::: Fragmento del texto :::
Yo me rascaba, dándole vueltas una y otra vez a la oración. Al final, terminé arañándome un poco. Me arrepentí de haber usado la metáfora de las ronchas y de haber abogado por rascarme en un acto de humor o de simple complacencia, de haber omitido que lo que realmente me dolía era el alma por ser más empática que las personas que pueden evitar estas situaciones. 
Podría decirte que la sonrisa de Rajoy representa la separación por vigas de hierro de las distintas castas humanas, de los subgrupos de nuestra condenada especie. Podría decirte que la sonrisa del Presidente ejemplifica un leve caso de locura, un lapsus, o tal vez uno de esos tics nerviosos que determinadas personas desarrollan a lo largo de la vida. Podría decirte que la expresión en la cara de este señor quería evidenciar respeto o compasión, o ternura ante unas personas que se desgarran los brazos por entrar a su país o cachito de tierra (yo ya no sé qué demonios es). Podría decirte que Mariano pensaba en lo tonto que resulta que cruzar un espacio mínimo de tierra pueda causar heridas, en lo pernicioso que es para un país utilizar métodos como éste para evitar la intrusión de personas de forma ilegal en su territorio, destrozando los Derechos Humanos y evidenciando aquella definición de Gobierno que, en clase, me pareció tan rematadamente anacrónica: el Gobierno es quien tiene el monopolio de la violencia. Podría decirte, incluso, que Rajoy se acordaba de un chiste sobre perritos vestidos de Papá Noel. Pero no quiero mentirte. Me duele hacerlo. Te lo prometo. Y no sé encontrar por mí misma una verdad, una explicación para esta ascensión de las comisuras labiales del Presiente. Quizás quisieran volar hacia las nubes para escaparse de él, para dejar de estar estáticas. No lo sé. Necesito, por enésima vez, ayuda del diccionario, porque supongo que me sabe mejor que las definiciones las den otros que no hayan sido capaces de rascarse hasta arañar las zonas que otros tienen que coser.
::: Datos proporcionados :::
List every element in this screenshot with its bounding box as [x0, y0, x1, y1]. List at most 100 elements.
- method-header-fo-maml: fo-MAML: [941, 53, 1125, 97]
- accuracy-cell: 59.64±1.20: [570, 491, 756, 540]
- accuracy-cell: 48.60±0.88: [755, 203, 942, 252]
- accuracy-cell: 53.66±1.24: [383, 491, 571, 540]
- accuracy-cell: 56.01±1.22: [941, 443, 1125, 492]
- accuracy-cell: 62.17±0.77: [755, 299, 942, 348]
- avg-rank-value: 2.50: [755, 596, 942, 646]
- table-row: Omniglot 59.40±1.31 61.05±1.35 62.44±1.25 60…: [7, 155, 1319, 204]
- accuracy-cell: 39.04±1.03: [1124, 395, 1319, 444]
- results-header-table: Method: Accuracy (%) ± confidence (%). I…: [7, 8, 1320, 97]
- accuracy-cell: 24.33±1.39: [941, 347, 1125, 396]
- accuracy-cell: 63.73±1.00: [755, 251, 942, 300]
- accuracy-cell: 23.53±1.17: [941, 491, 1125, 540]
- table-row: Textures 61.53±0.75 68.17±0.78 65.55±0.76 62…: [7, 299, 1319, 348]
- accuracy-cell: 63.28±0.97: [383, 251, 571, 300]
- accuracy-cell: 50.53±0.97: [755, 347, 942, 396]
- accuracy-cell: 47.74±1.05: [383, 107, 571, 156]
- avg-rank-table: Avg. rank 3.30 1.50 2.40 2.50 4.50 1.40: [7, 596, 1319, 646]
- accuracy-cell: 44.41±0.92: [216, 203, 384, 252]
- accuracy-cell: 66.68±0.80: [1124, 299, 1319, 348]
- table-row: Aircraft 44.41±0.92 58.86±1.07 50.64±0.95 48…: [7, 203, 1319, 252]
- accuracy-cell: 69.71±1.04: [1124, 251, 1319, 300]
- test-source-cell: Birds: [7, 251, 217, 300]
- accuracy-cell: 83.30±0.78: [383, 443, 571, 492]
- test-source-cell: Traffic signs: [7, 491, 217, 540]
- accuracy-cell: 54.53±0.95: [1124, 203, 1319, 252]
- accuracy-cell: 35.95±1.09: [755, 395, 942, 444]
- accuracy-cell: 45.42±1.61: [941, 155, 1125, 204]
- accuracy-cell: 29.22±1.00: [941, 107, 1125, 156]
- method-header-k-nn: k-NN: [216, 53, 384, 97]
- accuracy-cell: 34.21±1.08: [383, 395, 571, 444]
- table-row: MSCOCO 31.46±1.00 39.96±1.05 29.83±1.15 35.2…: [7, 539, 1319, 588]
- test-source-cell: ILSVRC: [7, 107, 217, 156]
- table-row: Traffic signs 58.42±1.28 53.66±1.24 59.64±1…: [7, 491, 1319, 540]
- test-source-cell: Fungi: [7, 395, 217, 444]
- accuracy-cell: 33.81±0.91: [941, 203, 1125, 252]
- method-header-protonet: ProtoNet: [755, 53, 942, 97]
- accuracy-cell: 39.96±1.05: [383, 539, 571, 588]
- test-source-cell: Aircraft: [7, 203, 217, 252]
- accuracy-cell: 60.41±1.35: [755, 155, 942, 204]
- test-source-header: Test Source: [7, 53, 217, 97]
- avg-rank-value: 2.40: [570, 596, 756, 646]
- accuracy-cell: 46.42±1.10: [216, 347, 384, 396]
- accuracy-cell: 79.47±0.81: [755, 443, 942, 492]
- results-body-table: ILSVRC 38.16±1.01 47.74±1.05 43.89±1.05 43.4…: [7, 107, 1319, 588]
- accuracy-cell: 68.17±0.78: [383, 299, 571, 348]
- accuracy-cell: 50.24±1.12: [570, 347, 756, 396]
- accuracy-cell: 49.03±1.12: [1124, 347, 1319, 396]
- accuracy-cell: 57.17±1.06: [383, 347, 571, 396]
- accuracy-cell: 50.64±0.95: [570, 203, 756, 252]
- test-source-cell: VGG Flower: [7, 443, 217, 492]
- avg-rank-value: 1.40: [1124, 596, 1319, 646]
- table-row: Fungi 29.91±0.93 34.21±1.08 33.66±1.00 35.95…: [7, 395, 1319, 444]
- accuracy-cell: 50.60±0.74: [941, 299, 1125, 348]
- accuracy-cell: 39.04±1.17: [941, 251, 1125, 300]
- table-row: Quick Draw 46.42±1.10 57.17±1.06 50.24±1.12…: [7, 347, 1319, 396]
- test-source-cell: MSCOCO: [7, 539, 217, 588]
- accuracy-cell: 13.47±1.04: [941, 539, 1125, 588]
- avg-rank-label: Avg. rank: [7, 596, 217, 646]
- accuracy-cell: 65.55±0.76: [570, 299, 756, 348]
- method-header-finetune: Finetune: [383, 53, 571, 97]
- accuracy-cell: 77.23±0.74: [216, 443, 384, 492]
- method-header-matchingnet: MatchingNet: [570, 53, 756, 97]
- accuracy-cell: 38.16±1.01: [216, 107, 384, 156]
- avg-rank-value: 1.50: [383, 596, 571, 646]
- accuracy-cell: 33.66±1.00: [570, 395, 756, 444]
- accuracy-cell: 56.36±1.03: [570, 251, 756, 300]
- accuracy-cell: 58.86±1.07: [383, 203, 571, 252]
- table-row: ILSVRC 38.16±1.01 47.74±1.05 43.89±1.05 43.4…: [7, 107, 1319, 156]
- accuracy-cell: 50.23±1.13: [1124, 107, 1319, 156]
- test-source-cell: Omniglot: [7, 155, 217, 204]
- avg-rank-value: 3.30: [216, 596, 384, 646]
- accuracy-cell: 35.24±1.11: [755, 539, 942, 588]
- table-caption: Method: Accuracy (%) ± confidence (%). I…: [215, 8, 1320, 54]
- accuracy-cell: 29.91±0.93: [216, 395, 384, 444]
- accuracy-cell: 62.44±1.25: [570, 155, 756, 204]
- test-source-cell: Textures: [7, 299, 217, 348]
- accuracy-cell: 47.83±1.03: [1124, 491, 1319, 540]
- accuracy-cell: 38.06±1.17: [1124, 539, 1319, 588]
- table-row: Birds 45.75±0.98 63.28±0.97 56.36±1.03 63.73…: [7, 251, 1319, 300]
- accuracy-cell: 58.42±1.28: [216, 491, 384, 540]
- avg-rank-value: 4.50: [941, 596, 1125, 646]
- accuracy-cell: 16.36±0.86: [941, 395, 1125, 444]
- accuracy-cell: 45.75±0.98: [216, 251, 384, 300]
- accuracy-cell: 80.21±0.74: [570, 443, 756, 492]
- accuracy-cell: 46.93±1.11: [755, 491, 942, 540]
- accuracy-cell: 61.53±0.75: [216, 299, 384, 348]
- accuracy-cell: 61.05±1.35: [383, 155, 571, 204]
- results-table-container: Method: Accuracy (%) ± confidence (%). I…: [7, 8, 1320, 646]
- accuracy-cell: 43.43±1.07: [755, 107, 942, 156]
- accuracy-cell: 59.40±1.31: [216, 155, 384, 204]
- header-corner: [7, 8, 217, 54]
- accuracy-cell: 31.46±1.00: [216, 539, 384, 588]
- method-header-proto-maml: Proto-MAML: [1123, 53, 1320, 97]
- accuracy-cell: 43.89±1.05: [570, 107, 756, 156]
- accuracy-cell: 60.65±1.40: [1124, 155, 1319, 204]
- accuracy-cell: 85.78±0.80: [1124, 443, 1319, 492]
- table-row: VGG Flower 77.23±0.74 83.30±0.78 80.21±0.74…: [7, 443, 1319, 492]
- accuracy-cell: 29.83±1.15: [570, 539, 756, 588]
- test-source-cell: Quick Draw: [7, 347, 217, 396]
:::
Completa lo siguiente>
a. Según el texto sobre la sonrisa de Rajoy, ¿qué definición de Gobierno escuchada en clase le pareció rematadamente anacrónica a quien escribe?
b. Pasa al inglés esta oración del texto sobre la sonrisa de Rajoy: «Podría decirte, incluso, que Rajoy se acordaba de un chiste sobre perritos vestidos de Papá Noel».
c. Prosigue el texto sobre la sonrisa de Rajoy a partir de su última oración.

Resultados del ejercicio>
a. Que el Gobierno es quien tiene el monopolio de la violencia.

b. I could even tell you that Rajoy was remembering a joke about little dogs dressed as Santa Claus.

c.
He tenido la mala fe, entonces, de buscar 'sonrisa' en mi amigo el DRAE. "Acto y efecto de sonreír", dice. No importa, a veces hay que tirar un poco del hilo. Busco 'sonreír'. "Reírse un poco o levemente, y sin ruido", explica. Este diccionario es como los creadores de opinión; si te quedas con lo que te da y no te aferras a una pista mínima para seguir rebuscando, vas a quedarte con lo que quiere enseñarte. Así que tecleo 'reír', dejándome un poco los dedos. "Celebrar con risa algo"; "manifestar regocijo mediante determinados movimientos del rostro, acompañados frecuentemente por sacudidas del cuerpo y emisión de peculiares sonidos inarticulados"; "hacer burla o zumba"; "dicho de algo deleitable, como el alba, el agua de una fuente, de un prado ameno, etc: Infundir gozo o alegría"; "dicho de una persona: Despreciar a alguien o algo, no hacer caso de él o de ello" y "dicho de la tela de un vestido, de una camisa o de otras cosas, por muy usadas o por la calidad de la misma tela: Empezar a romperse o abrirse". Éstas son las definiciones que me brinda. ¿A que tirar del hilo causa buenos resultados? ¿A que sí?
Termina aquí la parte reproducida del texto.